Given exercise:
In the listing below, find every line with the string "content" and pull it out.

Dataset records:
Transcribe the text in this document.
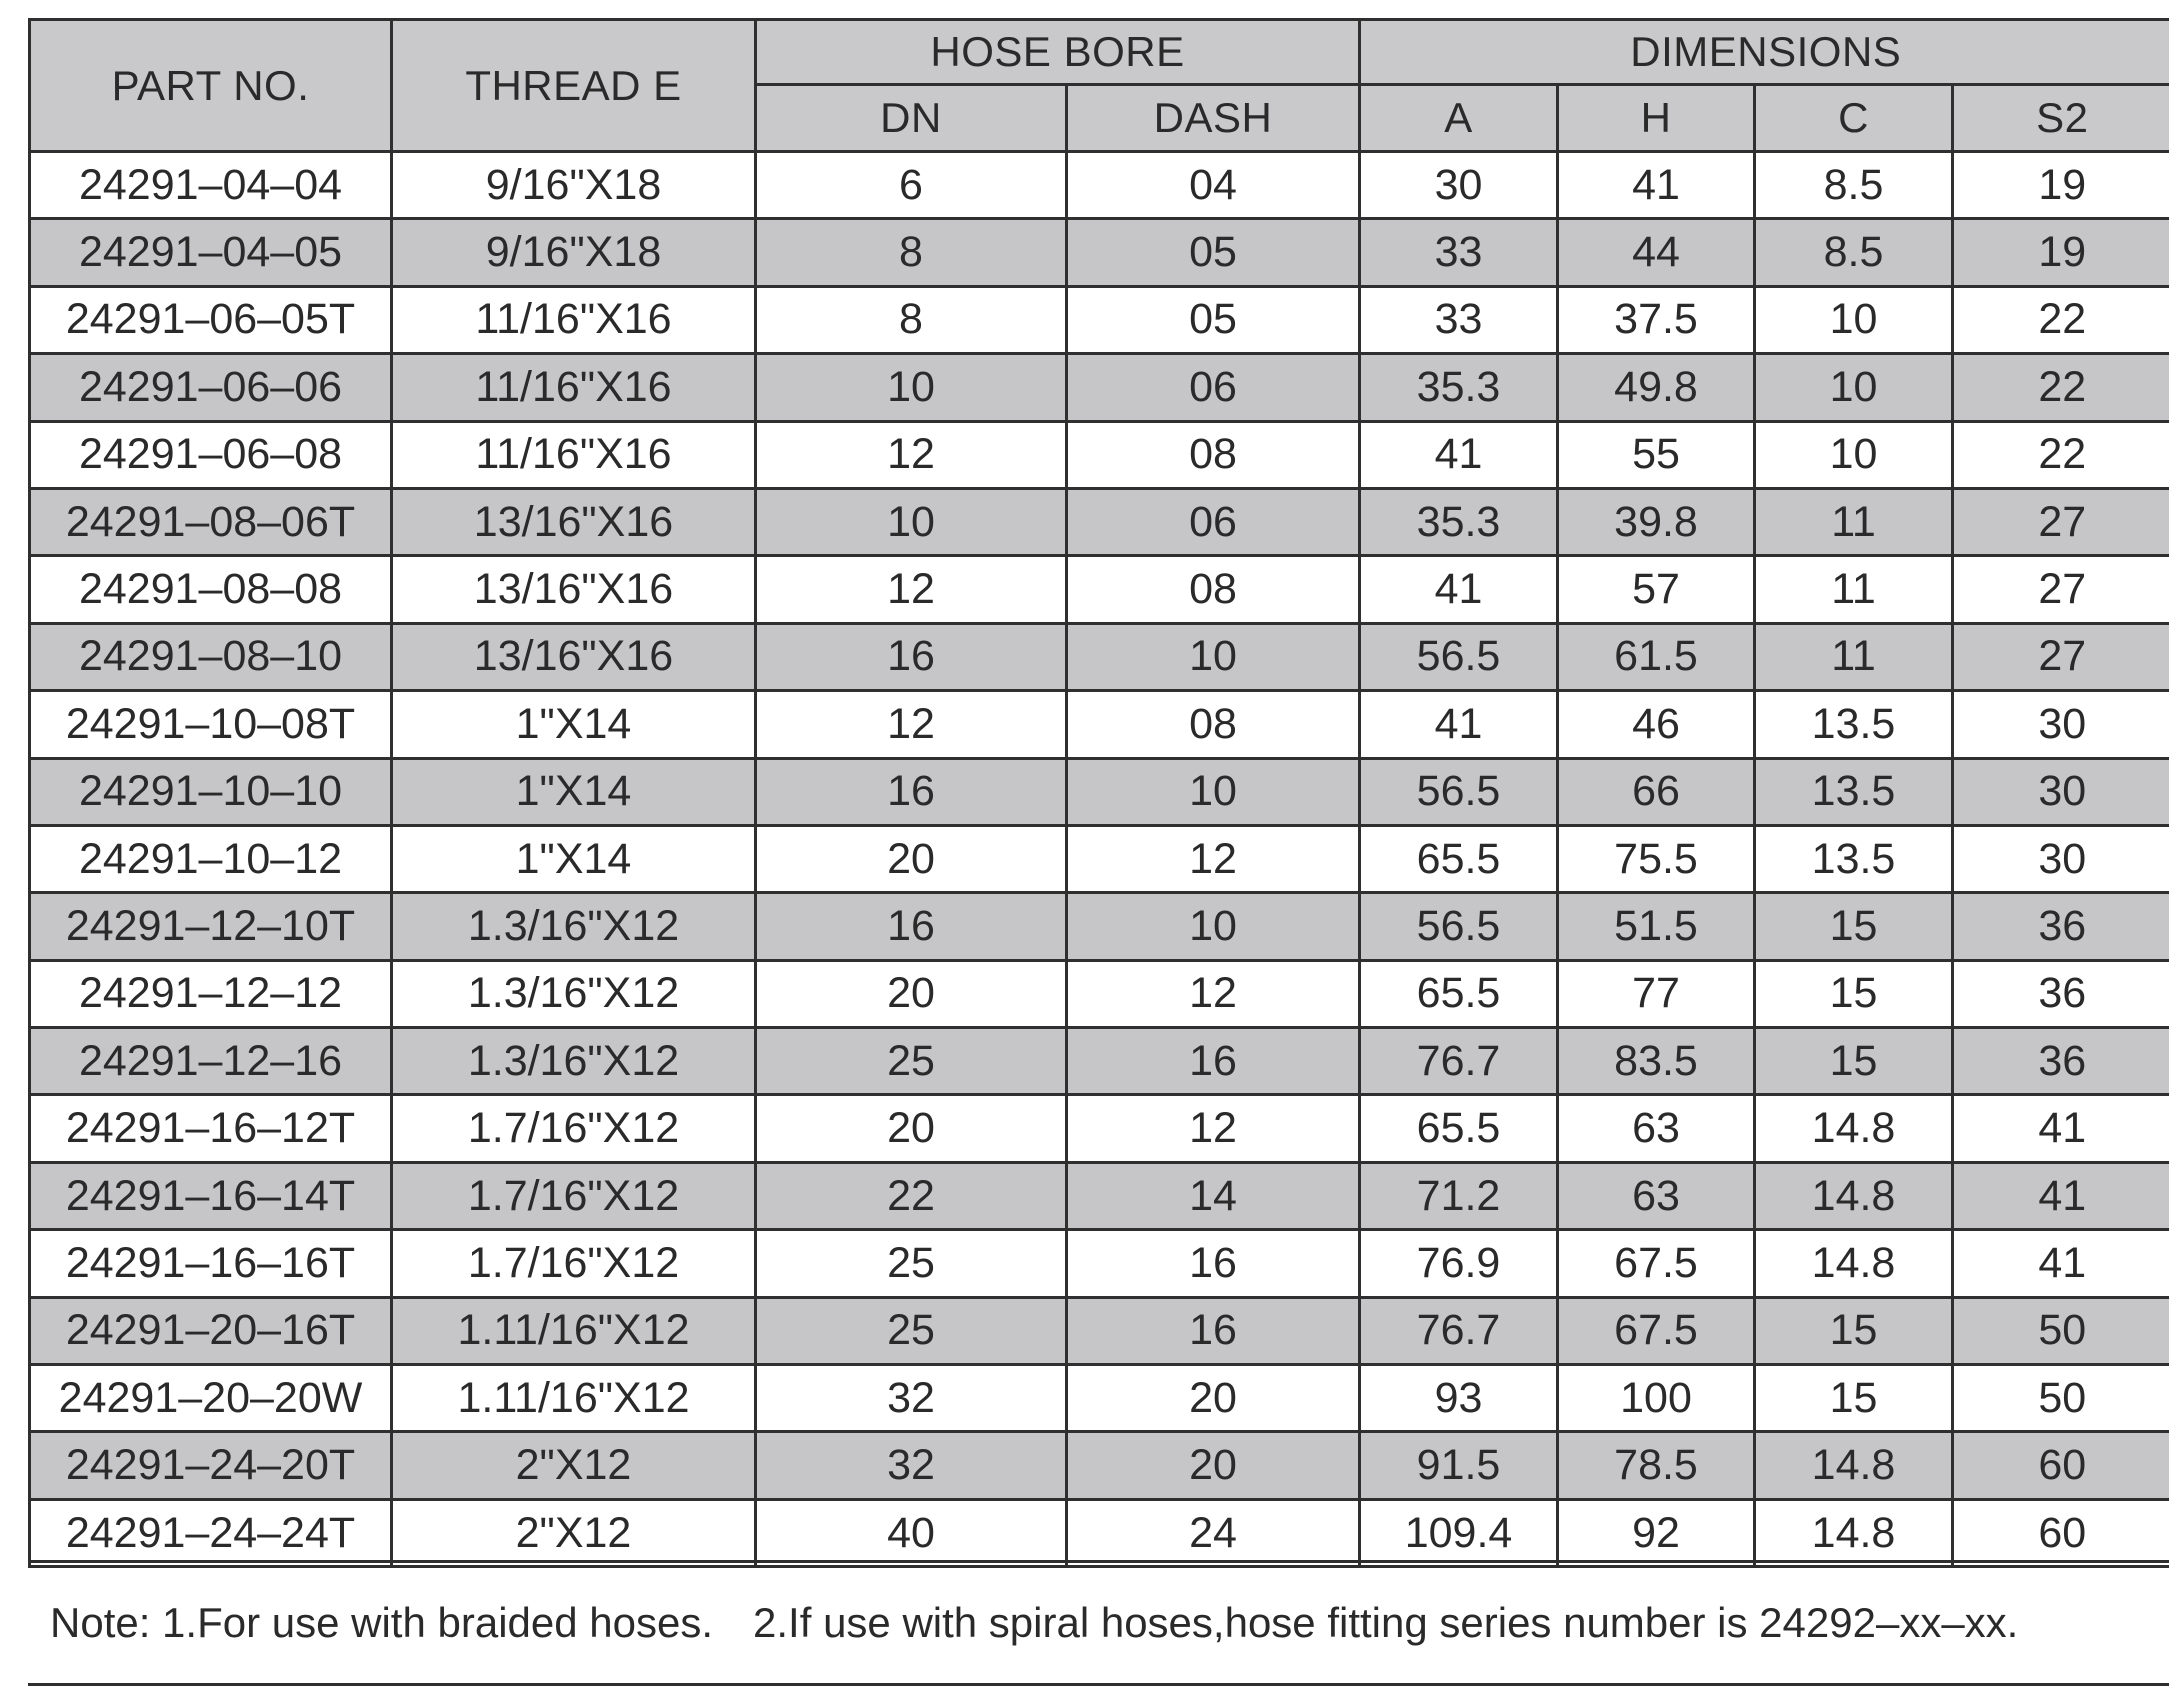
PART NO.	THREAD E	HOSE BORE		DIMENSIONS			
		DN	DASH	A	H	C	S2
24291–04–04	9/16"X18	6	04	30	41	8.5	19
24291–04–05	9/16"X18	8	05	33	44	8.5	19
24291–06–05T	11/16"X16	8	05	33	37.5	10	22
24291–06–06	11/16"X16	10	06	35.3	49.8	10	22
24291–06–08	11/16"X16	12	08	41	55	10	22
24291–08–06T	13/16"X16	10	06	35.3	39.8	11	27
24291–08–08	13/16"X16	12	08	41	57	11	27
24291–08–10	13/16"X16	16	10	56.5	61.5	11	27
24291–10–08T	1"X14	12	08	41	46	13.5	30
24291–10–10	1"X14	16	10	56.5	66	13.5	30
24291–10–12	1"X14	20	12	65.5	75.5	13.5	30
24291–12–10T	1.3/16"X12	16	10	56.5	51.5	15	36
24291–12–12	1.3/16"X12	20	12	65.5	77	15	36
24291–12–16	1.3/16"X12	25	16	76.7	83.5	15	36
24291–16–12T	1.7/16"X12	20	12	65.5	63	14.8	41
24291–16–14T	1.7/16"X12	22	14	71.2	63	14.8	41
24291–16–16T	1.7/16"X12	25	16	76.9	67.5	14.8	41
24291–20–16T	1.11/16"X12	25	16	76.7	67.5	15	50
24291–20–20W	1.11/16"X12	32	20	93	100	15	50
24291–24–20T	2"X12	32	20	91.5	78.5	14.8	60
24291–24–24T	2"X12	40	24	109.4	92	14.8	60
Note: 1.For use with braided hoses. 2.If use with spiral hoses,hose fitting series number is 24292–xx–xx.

--

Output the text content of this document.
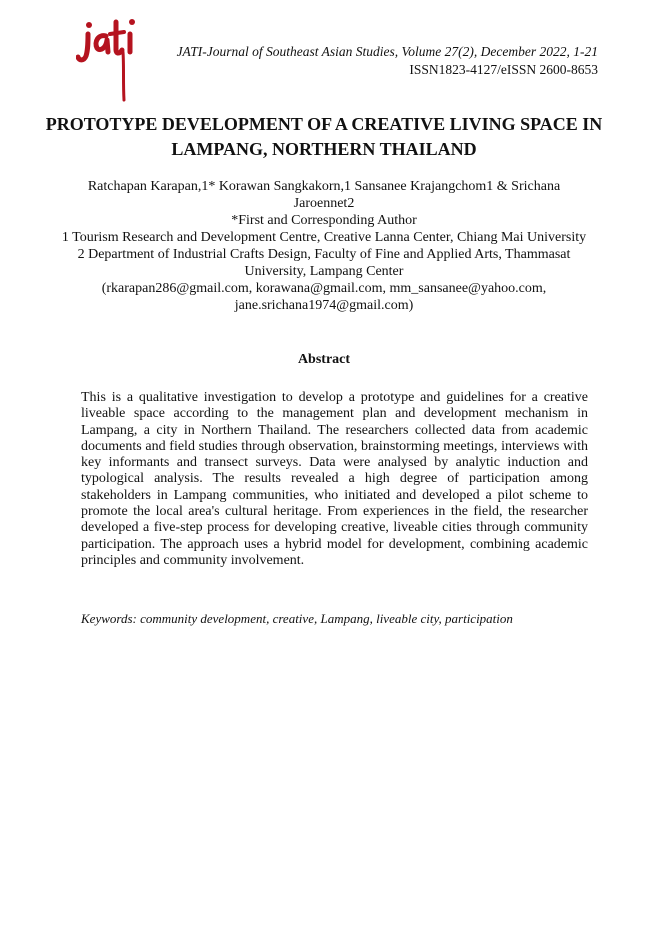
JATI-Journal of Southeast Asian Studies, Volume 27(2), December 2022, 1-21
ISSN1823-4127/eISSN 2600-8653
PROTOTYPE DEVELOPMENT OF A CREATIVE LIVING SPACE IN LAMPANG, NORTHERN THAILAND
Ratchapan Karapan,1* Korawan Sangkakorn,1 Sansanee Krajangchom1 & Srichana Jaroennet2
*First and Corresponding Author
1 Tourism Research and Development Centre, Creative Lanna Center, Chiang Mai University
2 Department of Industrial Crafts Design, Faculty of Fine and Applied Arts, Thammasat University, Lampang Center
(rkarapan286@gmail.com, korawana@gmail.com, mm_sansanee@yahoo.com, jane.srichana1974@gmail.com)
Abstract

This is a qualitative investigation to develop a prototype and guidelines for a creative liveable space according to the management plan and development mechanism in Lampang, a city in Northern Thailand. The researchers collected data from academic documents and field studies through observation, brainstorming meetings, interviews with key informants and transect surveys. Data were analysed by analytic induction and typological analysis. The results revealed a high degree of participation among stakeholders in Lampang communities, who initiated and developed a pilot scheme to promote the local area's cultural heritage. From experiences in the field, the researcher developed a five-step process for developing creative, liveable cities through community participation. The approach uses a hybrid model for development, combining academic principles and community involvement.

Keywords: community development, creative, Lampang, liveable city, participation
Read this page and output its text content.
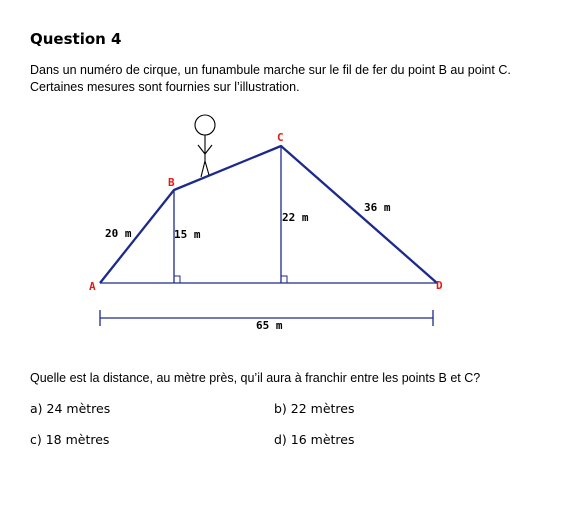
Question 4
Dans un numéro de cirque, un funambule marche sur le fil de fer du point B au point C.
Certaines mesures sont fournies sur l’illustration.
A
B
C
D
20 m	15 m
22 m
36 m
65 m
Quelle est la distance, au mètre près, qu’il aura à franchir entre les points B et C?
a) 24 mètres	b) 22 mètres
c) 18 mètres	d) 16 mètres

Correct response:
Output the text content of this document.
Read this page and output its text content.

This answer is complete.